Data entries
## START
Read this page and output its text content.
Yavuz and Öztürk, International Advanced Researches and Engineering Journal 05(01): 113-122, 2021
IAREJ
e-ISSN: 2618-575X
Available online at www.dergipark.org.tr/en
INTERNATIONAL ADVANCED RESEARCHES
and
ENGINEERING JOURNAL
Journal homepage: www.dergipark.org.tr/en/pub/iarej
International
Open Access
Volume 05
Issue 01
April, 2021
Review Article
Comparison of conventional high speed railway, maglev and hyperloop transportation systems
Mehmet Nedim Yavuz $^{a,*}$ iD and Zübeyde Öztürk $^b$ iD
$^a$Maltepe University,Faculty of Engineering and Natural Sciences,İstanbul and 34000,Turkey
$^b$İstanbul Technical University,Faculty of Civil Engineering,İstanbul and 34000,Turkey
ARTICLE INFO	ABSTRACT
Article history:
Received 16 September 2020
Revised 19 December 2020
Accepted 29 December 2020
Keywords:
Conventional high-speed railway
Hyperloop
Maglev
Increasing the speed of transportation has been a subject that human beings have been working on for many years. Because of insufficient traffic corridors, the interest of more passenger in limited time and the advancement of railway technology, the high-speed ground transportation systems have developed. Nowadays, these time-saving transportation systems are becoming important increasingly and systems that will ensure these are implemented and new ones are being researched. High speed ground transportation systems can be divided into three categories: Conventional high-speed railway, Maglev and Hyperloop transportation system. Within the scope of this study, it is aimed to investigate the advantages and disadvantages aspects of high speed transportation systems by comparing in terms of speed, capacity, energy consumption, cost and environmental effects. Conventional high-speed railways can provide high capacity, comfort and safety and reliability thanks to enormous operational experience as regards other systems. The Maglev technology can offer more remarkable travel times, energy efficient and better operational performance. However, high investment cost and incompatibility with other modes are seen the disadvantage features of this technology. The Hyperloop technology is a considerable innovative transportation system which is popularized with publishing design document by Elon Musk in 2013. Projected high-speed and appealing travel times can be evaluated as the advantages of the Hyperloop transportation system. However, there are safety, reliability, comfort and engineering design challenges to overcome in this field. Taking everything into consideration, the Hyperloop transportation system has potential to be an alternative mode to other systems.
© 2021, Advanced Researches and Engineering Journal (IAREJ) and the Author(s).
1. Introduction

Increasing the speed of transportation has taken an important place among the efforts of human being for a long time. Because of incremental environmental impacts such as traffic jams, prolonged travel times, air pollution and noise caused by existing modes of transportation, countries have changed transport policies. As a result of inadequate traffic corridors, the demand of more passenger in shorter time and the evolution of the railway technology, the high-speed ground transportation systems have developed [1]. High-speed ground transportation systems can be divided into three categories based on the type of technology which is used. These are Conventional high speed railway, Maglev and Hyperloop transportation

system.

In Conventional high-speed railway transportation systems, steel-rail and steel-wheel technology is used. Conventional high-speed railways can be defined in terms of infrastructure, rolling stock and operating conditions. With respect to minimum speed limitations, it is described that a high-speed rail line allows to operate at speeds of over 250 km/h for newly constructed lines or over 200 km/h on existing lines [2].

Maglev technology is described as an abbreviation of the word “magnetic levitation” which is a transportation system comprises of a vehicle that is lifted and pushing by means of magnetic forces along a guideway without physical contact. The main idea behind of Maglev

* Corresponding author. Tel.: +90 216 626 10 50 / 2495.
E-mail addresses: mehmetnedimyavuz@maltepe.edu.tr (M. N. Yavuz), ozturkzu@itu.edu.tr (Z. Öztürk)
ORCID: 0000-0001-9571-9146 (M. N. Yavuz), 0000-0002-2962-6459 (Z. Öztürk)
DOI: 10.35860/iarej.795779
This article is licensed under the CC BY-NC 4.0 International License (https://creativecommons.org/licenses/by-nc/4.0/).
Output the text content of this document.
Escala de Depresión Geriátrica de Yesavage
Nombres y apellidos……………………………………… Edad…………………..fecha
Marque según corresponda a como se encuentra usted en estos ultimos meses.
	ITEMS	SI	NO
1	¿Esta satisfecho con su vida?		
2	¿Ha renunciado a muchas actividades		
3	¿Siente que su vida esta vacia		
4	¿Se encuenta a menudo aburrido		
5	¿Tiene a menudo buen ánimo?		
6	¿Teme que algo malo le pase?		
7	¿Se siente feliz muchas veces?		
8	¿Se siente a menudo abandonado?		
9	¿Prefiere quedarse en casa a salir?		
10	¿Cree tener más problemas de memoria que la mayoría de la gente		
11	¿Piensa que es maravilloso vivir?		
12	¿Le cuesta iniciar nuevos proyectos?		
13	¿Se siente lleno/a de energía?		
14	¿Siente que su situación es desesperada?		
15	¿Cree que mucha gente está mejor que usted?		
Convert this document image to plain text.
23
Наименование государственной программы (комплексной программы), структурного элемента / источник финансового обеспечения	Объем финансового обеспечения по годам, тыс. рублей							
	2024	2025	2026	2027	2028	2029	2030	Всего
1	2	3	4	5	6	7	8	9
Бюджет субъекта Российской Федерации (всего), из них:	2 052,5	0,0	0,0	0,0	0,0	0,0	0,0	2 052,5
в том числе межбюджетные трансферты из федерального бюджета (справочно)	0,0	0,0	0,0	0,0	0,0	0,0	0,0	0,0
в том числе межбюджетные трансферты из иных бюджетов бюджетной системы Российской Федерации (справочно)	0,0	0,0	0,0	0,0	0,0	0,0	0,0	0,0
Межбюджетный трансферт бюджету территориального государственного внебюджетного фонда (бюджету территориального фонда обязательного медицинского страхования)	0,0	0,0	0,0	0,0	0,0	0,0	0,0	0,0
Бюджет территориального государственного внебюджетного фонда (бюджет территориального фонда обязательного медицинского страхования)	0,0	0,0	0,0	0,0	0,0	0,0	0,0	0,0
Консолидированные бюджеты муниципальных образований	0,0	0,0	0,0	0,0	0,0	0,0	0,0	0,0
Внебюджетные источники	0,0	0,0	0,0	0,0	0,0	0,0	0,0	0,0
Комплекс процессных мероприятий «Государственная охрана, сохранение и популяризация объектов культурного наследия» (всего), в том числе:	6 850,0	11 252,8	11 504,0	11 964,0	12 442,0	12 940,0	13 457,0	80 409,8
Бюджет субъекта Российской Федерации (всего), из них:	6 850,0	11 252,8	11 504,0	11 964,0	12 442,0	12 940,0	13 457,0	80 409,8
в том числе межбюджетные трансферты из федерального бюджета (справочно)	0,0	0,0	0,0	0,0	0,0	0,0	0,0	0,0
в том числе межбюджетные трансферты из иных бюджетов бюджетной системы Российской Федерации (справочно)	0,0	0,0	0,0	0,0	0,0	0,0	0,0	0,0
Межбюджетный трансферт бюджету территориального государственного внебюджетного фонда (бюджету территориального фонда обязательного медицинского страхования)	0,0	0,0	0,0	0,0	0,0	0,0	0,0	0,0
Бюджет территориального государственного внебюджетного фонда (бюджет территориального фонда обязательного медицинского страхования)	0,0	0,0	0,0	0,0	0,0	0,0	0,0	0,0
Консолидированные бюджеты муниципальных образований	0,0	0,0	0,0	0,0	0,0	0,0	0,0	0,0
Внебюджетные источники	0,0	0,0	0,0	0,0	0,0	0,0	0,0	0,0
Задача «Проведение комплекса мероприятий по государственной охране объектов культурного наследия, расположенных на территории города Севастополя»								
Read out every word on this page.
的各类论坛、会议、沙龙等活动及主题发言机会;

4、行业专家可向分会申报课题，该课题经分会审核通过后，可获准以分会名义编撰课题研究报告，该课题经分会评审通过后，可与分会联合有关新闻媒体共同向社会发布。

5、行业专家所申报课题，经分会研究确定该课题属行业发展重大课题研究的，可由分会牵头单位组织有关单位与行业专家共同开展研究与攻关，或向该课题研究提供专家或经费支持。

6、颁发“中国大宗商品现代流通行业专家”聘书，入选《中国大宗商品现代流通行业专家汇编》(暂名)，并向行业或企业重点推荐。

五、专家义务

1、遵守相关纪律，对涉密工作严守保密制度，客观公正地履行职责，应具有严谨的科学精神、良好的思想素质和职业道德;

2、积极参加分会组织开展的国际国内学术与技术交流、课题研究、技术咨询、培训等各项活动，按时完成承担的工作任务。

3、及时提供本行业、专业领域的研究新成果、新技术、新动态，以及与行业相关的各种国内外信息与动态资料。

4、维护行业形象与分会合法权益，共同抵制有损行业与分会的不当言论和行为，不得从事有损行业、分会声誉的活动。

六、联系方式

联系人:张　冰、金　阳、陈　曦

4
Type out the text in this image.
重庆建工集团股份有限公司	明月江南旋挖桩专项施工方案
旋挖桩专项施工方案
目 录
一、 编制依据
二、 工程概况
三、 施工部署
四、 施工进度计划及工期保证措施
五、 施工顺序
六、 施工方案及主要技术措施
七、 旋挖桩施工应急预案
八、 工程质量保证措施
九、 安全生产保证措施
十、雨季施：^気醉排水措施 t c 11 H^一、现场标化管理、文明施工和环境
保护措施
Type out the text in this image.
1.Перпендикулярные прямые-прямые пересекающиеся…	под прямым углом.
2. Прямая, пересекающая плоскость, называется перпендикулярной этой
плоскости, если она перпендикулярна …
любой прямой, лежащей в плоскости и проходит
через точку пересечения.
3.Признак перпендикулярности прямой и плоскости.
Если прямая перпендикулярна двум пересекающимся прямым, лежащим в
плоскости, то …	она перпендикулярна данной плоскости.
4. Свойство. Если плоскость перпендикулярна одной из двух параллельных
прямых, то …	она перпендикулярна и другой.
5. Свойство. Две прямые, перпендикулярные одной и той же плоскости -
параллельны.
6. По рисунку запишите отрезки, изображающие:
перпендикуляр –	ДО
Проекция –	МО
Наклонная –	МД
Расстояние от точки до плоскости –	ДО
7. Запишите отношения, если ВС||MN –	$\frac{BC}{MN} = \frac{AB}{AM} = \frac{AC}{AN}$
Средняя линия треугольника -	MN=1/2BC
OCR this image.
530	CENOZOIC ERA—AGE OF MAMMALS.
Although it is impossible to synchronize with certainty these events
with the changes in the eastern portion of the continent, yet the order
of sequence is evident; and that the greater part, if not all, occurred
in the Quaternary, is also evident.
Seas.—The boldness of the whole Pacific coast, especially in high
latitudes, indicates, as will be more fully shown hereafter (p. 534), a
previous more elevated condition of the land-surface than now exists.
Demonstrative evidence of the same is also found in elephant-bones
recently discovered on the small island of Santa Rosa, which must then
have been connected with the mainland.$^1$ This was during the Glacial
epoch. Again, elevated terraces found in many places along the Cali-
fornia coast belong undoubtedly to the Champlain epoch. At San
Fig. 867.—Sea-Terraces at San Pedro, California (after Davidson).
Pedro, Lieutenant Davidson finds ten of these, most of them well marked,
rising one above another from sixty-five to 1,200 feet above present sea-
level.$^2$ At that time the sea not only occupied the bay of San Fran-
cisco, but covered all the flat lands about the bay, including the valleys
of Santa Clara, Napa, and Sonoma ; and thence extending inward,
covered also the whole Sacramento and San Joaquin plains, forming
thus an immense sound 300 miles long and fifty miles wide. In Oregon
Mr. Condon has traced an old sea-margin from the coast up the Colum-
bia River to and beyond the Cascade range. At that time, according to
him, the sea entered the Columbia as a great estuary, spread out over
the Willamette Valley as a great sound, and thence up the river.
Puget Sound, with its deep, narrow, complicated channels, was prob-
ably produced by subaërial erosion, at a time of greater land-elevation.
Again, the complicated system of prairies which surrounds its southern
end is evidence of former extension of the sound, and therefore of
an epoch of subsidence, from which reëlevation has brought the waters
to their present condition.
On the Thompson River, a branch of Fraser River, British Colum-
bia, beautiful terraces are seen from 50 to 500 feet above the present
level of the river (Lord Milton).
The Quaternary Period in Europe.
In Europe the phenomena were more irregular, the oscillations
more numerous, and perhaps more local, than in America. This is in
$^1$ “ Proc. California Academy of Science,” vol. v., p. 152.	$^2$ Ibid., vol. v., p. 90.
## END
(Directive) Search the listing for the word "Again". Copy every line in which it occurs.

(Exercise answer)
epoch. Again, elevated terraces found in many places along the Cali-
Again, the complicated system of prairies which surrounds its southern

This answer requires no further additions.